++++ INFORMATION PROVIDED ++++

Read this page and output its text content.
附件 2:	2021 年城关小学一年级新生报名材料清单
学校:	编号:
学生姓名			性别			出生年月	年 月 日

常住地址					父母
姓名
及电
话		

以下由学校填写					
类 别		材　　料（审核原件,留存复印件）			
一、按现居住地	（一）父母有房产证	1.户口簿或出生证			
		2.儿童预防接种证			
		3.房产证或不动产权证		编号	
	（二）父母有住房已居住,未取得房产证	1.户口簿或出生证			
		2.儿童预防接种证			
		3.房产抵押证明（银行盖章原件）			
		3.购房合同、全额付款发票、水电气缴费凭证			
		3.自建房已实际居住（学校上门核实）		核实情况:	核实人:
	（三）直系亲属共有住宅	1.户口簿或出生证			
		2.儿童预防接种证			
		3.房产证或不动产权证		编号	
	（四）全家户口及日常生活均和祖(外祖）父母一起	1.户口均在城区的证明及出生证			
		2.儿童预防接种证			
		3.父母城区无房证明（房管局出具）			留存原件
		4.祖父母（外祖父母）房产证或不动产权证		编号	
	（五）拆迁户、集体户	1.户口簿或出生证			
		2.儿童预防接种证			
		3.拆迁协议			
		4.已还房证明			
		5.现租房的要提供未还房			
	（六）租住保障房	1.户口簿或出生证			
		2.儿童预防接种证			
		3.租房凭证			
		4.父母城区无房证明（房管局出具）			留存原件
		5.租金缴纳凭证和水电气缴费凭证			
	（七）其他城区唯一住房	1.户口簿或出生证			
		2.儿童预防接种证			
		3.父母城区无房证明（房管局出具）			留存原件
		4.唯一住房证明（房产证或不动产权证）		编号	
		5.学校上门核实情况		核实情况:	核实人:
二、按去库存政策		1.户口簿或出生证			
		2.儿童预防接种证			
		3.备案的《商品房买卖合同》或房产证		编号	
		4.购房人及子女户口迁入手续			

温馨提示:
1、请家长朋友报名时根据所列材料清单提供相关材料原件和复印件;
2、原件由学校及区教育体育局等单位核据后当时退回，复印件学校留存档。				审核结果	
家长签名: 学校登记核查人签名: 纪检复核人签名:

++++
++++ INFORMATION PROVIDED ++++

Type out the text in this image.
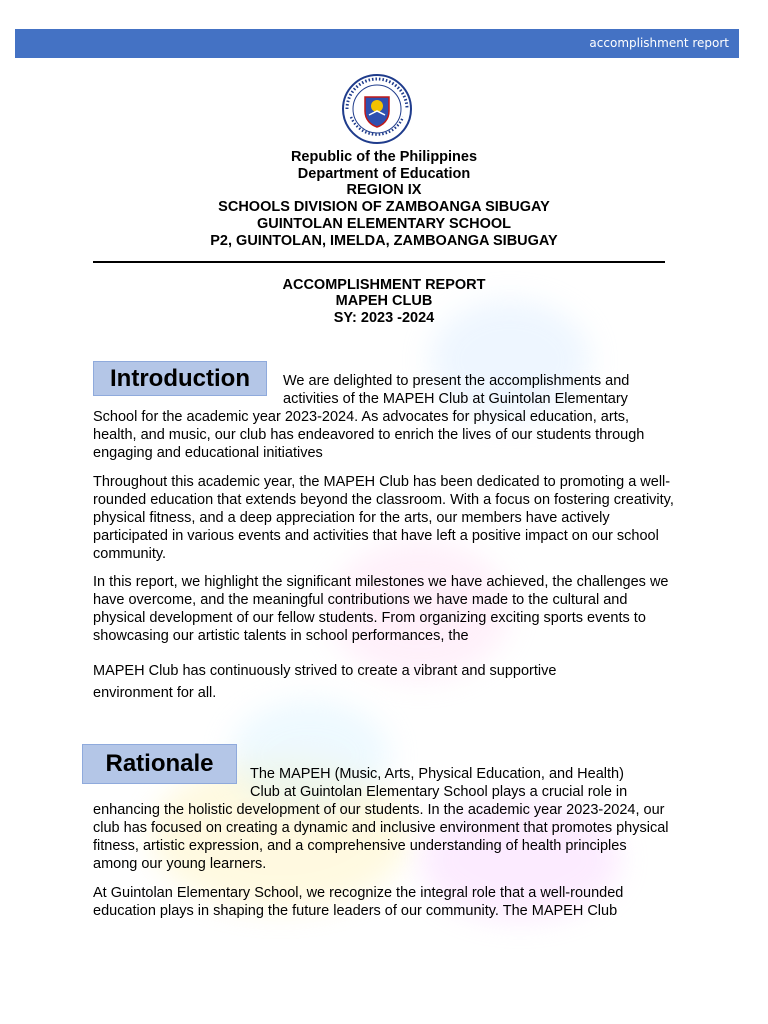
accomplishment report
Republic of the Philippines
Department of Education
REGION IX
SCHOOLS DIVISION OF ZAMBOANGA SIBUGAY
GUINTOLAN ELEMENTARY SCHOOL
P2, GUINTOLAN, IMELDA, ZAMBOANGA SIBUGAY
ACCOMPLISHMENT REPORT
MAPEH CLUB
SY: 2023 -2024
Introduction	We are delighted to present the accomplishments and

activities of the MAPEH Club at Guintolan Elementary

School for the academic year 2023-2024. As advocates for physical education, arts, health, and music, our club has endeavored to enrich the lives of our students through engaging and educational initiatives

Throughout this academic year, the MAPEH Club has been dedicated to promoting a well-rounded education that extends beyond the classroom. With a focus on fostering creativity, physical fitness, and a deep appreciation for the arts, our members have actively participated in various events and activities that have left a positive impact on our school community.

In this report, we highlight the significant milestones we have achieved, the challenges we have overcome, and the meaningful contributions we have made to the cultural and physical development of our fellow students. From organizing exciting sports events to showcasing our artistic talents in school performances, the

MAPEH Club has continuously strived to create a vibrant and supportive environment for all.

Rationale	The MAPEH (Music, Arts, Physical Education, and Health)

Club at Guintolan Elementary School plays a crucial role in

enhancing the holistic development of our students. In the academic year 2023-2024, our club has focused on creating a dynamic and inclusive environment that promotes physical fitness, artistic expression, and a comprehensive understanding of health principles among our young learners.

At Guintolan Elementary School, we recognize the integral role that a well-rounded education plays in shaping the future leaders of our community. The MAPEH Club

++++

CHALLENGE |
From the data above, count the lines where "artistic" occurs and give that figure and nothing else.

EXERCISE SOLUTION |
2